— START —

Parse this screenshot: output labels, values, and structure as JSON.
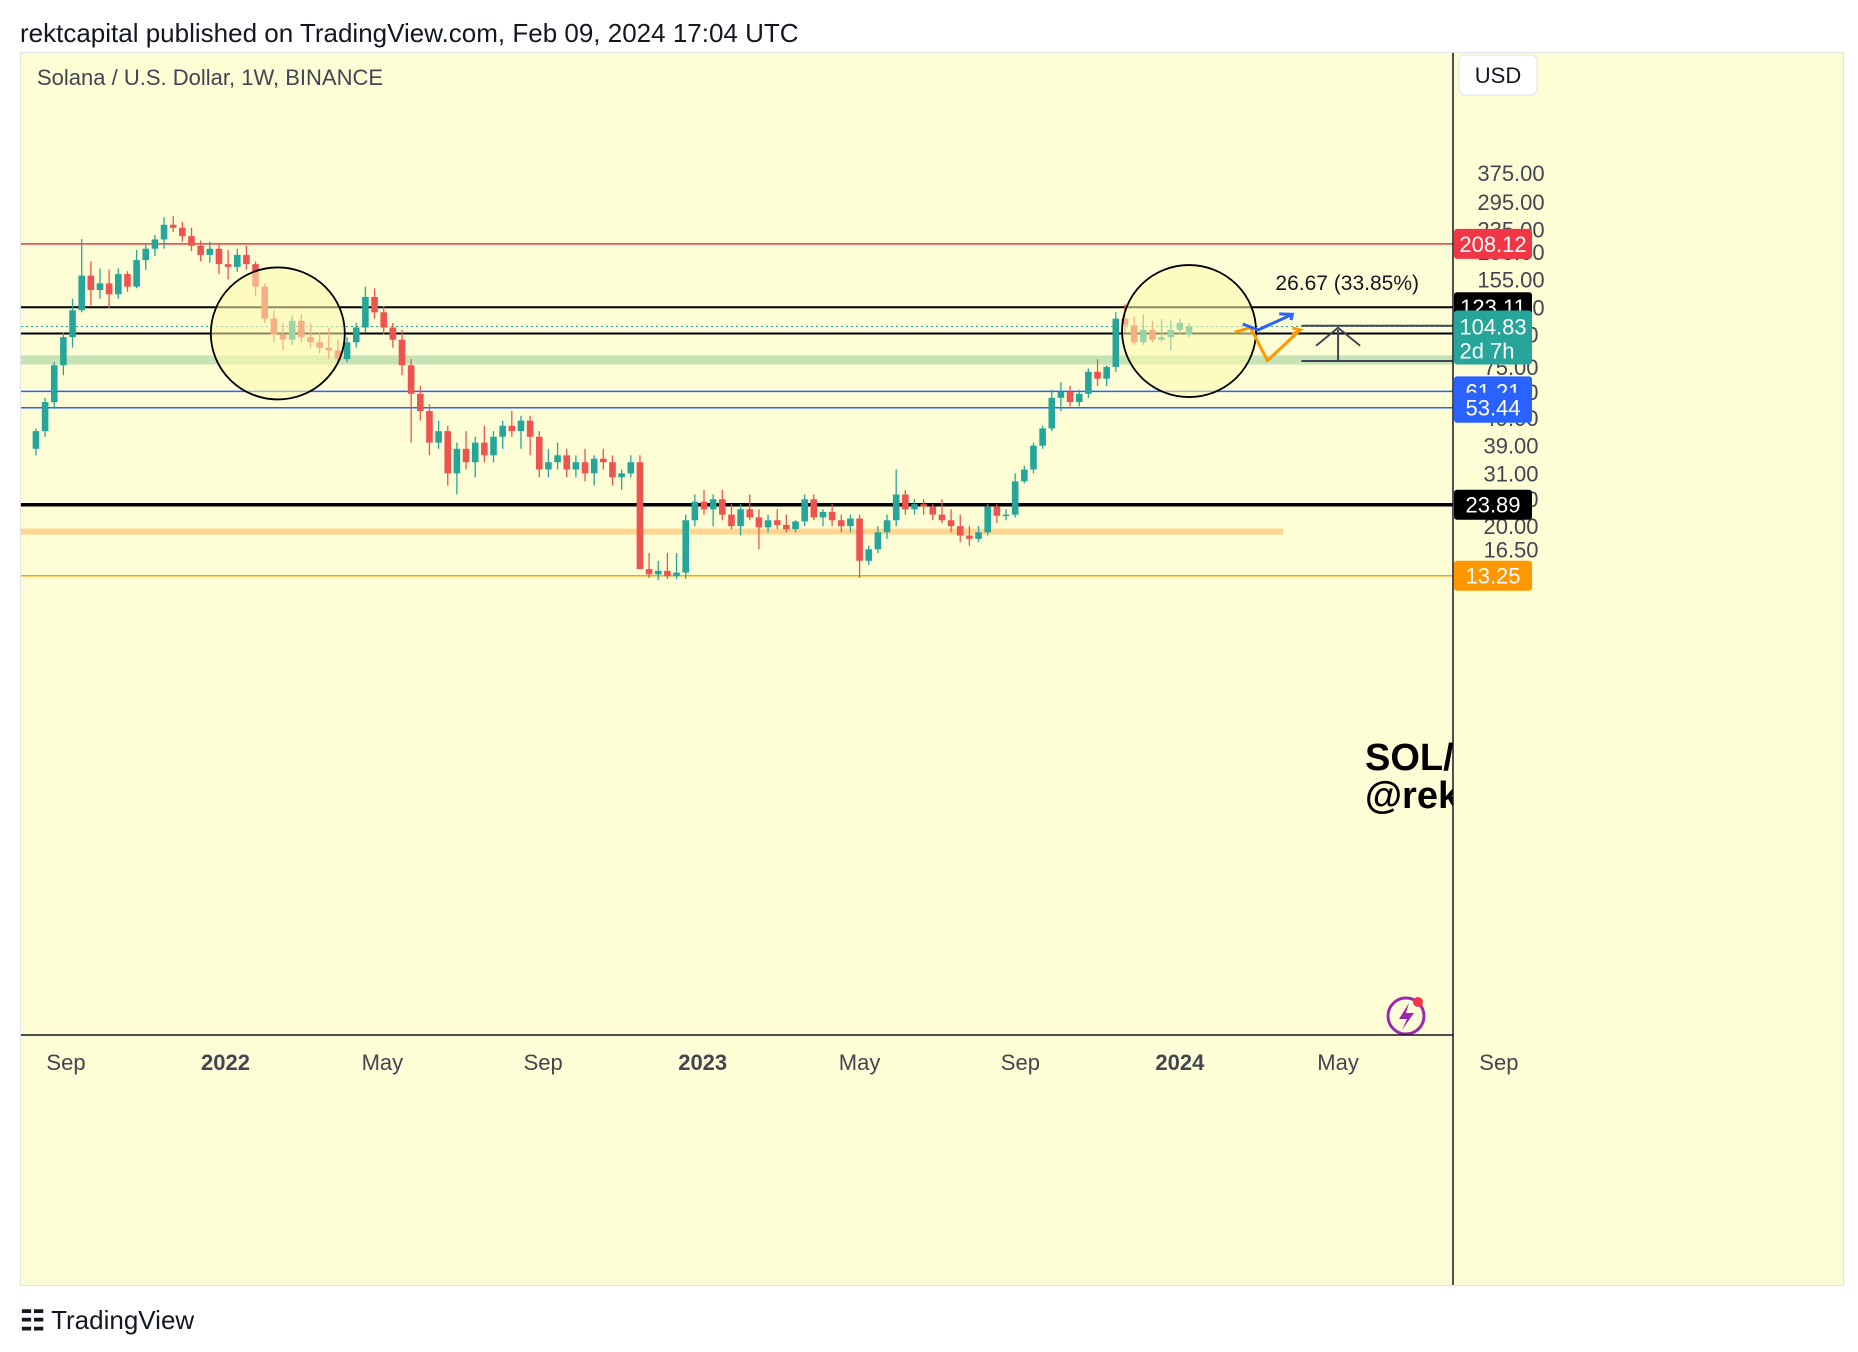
{
  "header": {
    "publisher_line": "rektcapital published on TradingView.com, Feb 09, 2024 17:04 UTC"
  },
  "footer": {
    "brand": "TradingView",
    "logo_icon": "tradingview-logo-icon"
  },
  "colors": {
    "background": "#fdfdd6",
    "up": "#26a69a",
    "down": "#ef5350",
    "red_line": "#f23645",
    "blue_line": "#2962ff",
    "black_line": "#000000",
    "green_zone": "#c5e3b4",
    "orange_zone": "#ffd58f",
    "orange_line": "#f7a600",
    "projection_blue": "#2962ff",
    "projection_orange": "#ff9800"
  },
  "chart_data": {
    "type": "candlestick",
    "title": "Solana / U.S. Dollar, 1W, BINANCE",
    "currency_label": "USD",
    "y_scale": "log",
    "ylim": [
      12.6,
      460
    ],
    "y_ticks": [
      "375.00",
      "295.00",
      "235.00",
      "195.00",
      "155.00",
      "123.00",
      "98.00",
      "75.00",
      "61.00",
      "49.00",
      "39.00",
      "31.00",
      "25.00",
      "20.00",
      "16.50"
    ],
    "x_ticks": [
      {
        "label": "Sep",
        "date": "2021-09-01",
        "bold": false
      },
      {
        "label": "2022",
        "date": "2022-01-01",
        "bold": true
      },
      {
        "label": "May",
        "date": "2022-05-01",
        "bold": false
      },
      {
        "label": "Sep",
        "date": "2022-09-01",
        "bold": false
      },
      {
        "label": "2023",
        "date": "2023-01-01",
        "bold": true
      },
      {
        "label": "May",
        "date": "2023-05-01",
        "bold": false
      },
      {
        "label": "Sep",
        "date": "2023-09-01",
        "bold": false
      },
      {
        "label": "2024",
        "date": "2024-01-01",
        "bold": true
      },
      {
        "label": "May",
        "date": "2024-05-01",
        "bold": false
      },
      {
        "label": "Sep",
        "date": "2024-09-01",
        "bold": false
      }
    ],
    "first_candle_date": "2021-08-09",
    "ohlc": [
      [
        38,
        45,
        36,
        44
      ],
      [
        44,
        58,
        42,
        56
      ],
      [
        56,
        78,
        53,
        76
      ],
      [
        76,
        100,
        70,
        96
      ],
      [
        96,
        132,
        88,
        120
      ],
      [
        120,
        217,
        118,
        160
      ],
      [
        160,
        180,
        125,
        142
      ],
      [
        142,
        170,
        132,
        150
      ],
      [
        150,
        168,
        122,
        137
      ],
      [
        137,
        170,
        132,
        162
      ],
      [
        162,
        166,
        140,
        146
      ],
      [
        146,
        198,
        144,
        182
      ],
      [
        182,
        210,
        168,
        200
      ],
      [
        200,
        224,
        188,
        216
      ],
      [
        216,
        260,
        200,
        244
      ],
      [
        244,
        262,
        230,
        238
      ],
      [
        238,
        250,
        212,
        222
      ],
      [
        222,
        238,
        196,
        205
      ],
      [
        205,
        214,
        180,
        190
      ],
      [
        190,
        212,
        178,
        200
      ],
      [
        200,
        208,
        162,
        176
      ],
      [
        176,
        198,
        155,
        172
      ],
      [
        172,
        200,
        165,
        190
      ],
      [
        190,
        205,
        168,
        176
      ],
      [
        176,
        180,
        135,
        146
      ],
      [
        146,
        150,
        108,
        112
      ],
      [
        112,
        120,
        92,
        98
      ],
      [
        98,
        108,
        86,
        94
      ],
      [
        94,
        115,
        90,
        110
      ],
      [
        110,
        116,
        92,
        96
      ],
      [
        96,
        108,
        88,
        92
      ],
      [
        92,
        100,
        84,
        88
      ],
      [
        88,
        104,
        80,
        86
      ],
      [
        86,
        94,
        78,
        80
      ],
      [
        80,
        96,
        78,
        92
      ],
      [
        92,
        108,
        88,
        104
      ],
      [
        104,
        146,
        100,
        134
      ],
      [
        134,
        144,
        112,
        118
      ],
      [
        118,
        124,
        98,
        104
      ],
      [
        104,
        108,
        88,
        94
      ],
      [
        94,
        102,
        70,
        76
      ],
      [
        76,
        80,
        40,
        60
      ],
      [
        60,
        64,
        48,
        52
      ],
      [
        52,
        55,
        36,
        40
      ],
      [
        40,
        48,
        38,
        44
      ],
      [
        44,
        46,
        28,
        31
      ],
      [
        31,
        40,
        26,
        38
      ],
      [
        38,
        44,
        32,
        34
      ],
      [
        34,
        42,
        30,
        40
      ],
      [
        40,
        46,
        34,
        36
      ],
      [
        36,
        44,
        34,
        42
      ],
      [
        42,
        48,
        38,
        46
      ],
      [
        46,
        52,
        42,
        44
      ],
      [
        44,
        50,
        38,
        48
      ],
      [
        48,
        50,
        36,
        42
      ],
      [
        42,
        44,
        30,
        32
      ],
      [
        32,
        38,
        30,
        34
      ],
      [
        34,
        40,
        32,
        36
      ],
      [
        36,
        38,
        30,
        32
      ],
      [
        32,
        36,
        30,
        34
      ],
      [
        34,
        38,
        29,
        31
      ],
      [
        31,
        36,
        28,
        35
      ],
      [
        35,
        38,
        32,
        34
      ],
      [
        34,
        36,
        28,
        30
      ],
      [
        30,
        32,
        27,
        31
      ],
      [
        31,
        36,
        30,
        34
      ],
      [
        34,
        36,
        14,
        14
      ],
      [
        14,
        16,
        13,
        13.4
      ],
      [
        13.4,
        15,
        12.8,
        13.8
      ],
      [
        13.8,
        16,
        12.9,
        13.2
      ],
      [
        13.2,
        16,
        12.9,
        13.6
      ],
      [
        13.6,
        22,
        12.9,
        21
      ],
      [
        21,
        26,
        20,
        24.5
      ],
      [
        24.5,
        27,
        22,
        23
      ],
      [
        23,
        26,
        20,
        25
      ],
      [
        25,
        27,
        21,
        22
      ],
      [
        22,
        24,
        19.5,
        20
      ],
      [
        20,
        24,
        18.5,
        23
      ],
      [
        23,
        26,
        21,
        21.5
      ],
      [
        21.5,
        23,
        16.5,
        19.8
      ],
      [
        19.8,
        22,
        19,
        21
      ],
      [
        21,
        23,
        19.5,
        20.2
      ],
      [
        20.2,
        22,
        19,
        19.5
      ],
      [
        19.5,
        21,
        19,
        20.8
      ],
      [
        20.8,
        26,
        20,
        25
      ],
      [
        25,
        26,
        21,
        21.5
      ],
      [
        21.5,
        23,
        20,
        22.5
      ],
      [
        22.5,
        24,
        20,
        21
      ],
      [
        21,
        22,
        19,
        20
      ],
      [
        20,
        22,
        19,
        21.3
      ],
      [
        21.3,
        22,
        13,
        15
      ],
      [
        15,
        17,
        14.5,
        16.5
      ],
      [
        16.5,
        20,
        16,
        19
      ],
      [
        19,
        22,
        18,
        21
      ],
      [
        21,
        32,
        20,
        26
      ],
      [
        26,
        27,
        22,
        23
      ],
      [
        23,
        25,
        22,
        24
      ],
      [
        24,
        25,
        22,
        23.5
      ],
      [
        23.5,
        24,
        21,
        22
      ],
      [
        22,
        25,
        20.5,
        21
      ],
      [
        21,
        23,
        19,
        20
      ],
      [
        20,
        22,
        17.5,
        18.5
      ],
      [
        18.5,
        20,
        17,
        18
      ],
      [
        18,
        20,
        17.5,
        19
      ],
      [
        19,
        24,
        18.5,
        23.5
      ],
      [
        23.5,
        24,
        20.5,
        21.8
      ],
      [
        21.8,
        23,
        21,
        22
      ],
      [
        22,
        31,
        21.5,
        29
      ],
      [
        29,
        33,
        28.5,
        32
      ],
      [
        32,
        40,
        31,
        39
      ],
      [
        39,
        46,
        38,
        45
      ],
      [
        45,
        62,
        44,
        58
      ],
      [
        58,
        66,
        52,
        61
      ],
      [
        61,
        64,
        54,
        56
      ],
      [
        56,
        62,
        54,
        60
      ],
      [
        60,
        74,
        58,
        72
      ],
      [
        72,
        80,
        64,
        68
      ],
      [
        68,
        76,
        64,
        75
      ],
      [
        75,
        118,
        72,
        112
      ],
      [
        112,
        126,
        100,
        106
      ],
      [
        106,
        114,
        90,
        92
      ],
      [
        92,
        116,
        90,
        102
      ],
      [
        102,
        110,
        92,
        94
      ],
      [
        94,
        112,
        92,
        96
      ],
      [
        96,
        110,
        86,
        102
      ],
      [
        102,
        112,
        98,
        108
      ],
      [
        98,
        108,
        96,
        104.83
      ]
    ],
    "horizontal_levels": [
      {
        "name": "resistance-208",
        "price": 208.12,
        "label": "208.12",
        "color": "#f23645",
        "width": 1.5
      },
      {
        "name": "resistance-123",
        "price": 123.11,
        "label": "123.11",
        "color": "#000000",
        "width": 2
      },
      {
        "name": "support-98",
        "price": 98.98,
        "label": "98.98",
        "color": "#000000",
        "width": 2
      },
      {
        "name": "support-61",
        "price": 61.21,
        "label": "61.21",
        "color": "#2962ff",
        "width": 1.5
      },
      {
        "name": "support-53",
        "price": 53.44,
        "label": "53.44",
        "color": "#2962ff",
        "width": 1.5
      },
      {
        "name": "support-23",
        "price": 23.89,
        "label": "23.89",
        "color": "#000000",
        "width": 3.5
      },
      {
        "name": "support-13",
        "price": 13.25,
        "label": "13.25",
        "color": "#f7a600",
        "width": 1.5
      }
    ],
    "current_price": {
      "price": 104.83,
      "label": "104.83",
      "countdown": "2d 7h",
      "color": "#26a69a"
    },
    "zones": [
      {
        "name": "green-demand-zone",
        "low": 76.5,
        "high": 82.5,
        "color": "#c5e3b4"
      },
      {
        "name": "orange-demand-zone",
        "low": 18.8,
        "high": 19.6,
        "color": "#ffd58f"
      }
    ],
    "measurement": {
      "text": "26.67 (33.85%)",
      "from": 78.8,
      "to": 105.5
    },
    "annotation": {
      "line1": "SOL/USD",
      "line2": "@rektcapital"
    }
  }
}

— END —

> **EXERCISE GOAL**: Filter the records for lines holding the string "demand". Copy each one.

> **RIGHT ANSWER**:
        "name": "green-demand-zone",
        "name": "orange-demand-zone",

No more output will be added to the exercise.